Exercise input:
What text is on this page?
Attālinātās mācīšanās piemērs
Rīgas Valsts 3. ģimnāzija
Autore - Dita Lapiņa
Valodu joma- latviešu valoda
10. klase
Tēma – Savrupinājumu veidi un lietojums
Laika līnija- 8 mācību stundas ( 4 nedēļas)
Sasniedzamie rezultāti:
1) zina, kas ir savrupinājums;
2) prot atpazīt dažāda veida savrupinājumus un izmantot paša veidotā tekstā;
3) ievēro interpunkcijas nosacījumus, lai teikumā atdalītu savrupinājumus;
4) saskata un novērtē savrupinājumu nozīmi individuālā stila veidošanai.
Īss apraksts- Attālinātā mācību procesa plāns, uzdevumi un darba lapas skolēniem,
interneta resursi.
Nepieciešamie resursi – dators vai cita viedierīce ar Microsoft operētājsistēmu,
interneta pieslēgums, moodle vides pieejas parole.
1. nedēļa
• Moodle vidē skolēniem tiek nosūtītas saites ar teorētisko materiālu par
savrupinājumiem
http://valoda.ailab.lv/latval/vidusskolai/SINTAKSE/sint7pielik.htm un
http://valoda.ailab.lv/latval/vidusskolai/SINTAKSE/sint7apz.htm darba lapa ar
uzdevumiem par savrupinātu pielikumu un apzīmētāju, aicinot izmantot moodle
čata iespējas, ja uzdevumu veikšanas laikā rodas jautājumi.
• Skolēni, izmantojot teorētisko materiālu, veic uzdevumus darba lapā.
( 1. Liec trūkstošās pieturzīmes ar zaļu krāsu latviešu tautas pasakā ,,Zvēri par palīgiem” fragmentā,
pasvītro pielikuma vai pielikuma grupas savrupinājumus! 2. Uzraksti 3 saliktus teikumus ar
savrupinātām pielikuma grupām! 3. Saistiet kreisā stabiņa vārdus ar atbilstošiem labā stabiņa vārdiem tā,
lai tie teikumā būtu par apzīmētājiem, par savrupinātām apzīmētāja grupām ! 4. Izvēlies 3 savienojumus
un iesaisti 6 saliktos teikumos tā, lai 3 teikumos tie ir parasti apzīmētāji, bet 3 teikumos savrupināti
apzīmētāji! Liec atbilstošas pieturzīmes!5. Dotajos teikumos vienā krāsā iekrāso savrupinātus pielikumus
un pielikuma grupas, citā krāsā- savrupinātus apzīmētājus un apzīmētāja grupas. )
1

Exercise instructions: From the data above, extract every line in its exact form.

Final result:
What text is on this page?
Attālinātās mācīšanās piemērs
Rīgas Valsts 3. ģimnāzija
Autore - Dita Lapiņa
Valodu joma- latviešu valoda
10. klase
Tēma – Savrupinājumu veidi un lietojums
Laika līnija- 8 mācību stundas ( 4 nedēļas)
Sasniedzamie rezultāti:
1) zina, kas ir savrupinājums;
2) prot atpazīt dažāda veida savrupinājumus un izmantot paša veidotā tekstā;
3) ievēro interpunkcijas nosacījumus, lai teikumā atdalītu savrupinājumus;
4) saskata un novērtē savrupinājumu nozīmi individuālā stila veidošanai.
Īss apraksts- Attālinātā mācību procesa plāns, uzdevumi un darba lapas skolēniem,
interneta resursi.
Nepieciešamie resursi – dators vai cita viedierīce ar Microsoft operētājsistēmu,
interneta pieslēgums, moodle vides pieejas parole.
1. nedēļa
• Moodle vidē skolēniem tiek nosūtītas saites ar teorētisko materiālu par
savrupinājumiem
http://valoda.ailab.lv/latval/vidusskolai/SINTAKSE/sint7pielik.htm un
http://valoda.ailab.lv/latval/vidusskolai/SINTAKSE/sint7apz.htm darba lapa ar
uzdevumiem par savrupinātu pielikumu un apzīmētāju, aicinot izmantot moodle
čata iespējas, ja uzdevumu veikšanas laikā rodas jautājumi.
• Skolēni, izmantojot teorētisko materiālu, veic uzdevumus darba lapā.
( 1. Liec trūkstošās pieturzīmes ar zaļu krāsu latviešu tautas pasakā ,,Zvēri par palīgiem” fragmentā,
pasvītro pielikuma vai pielikuma grupas savrupinājumus! 2. Uzraksti 3 saliktus teikumus ar
savrupinātām pielikuma grupām! 3. Saistiet kreisā stabiņa vārdus ar atbilstošiem labā stabiņa vārdiem tā,
lai tie teikumā būtu par apzīmētājiem, par savrupinātām apzīmētāja grupām ! 4. Izvēlies 3 savienojumus
un iesaisti 6 saliktos teikumos tā, lai 3 teikumos tie ir parasti apzīmētāji, bet 3 teikumos savrupināti
apzīmētāji! Liec atbilstošas pieturzīmes!5. Dotajos teikumos vienā krāsā iekrāso savrupinātus pielikumus
un pielikuma grupas, citā krāsā- savrupinātus apzīmētājus un apzīmētāja grupas. )
1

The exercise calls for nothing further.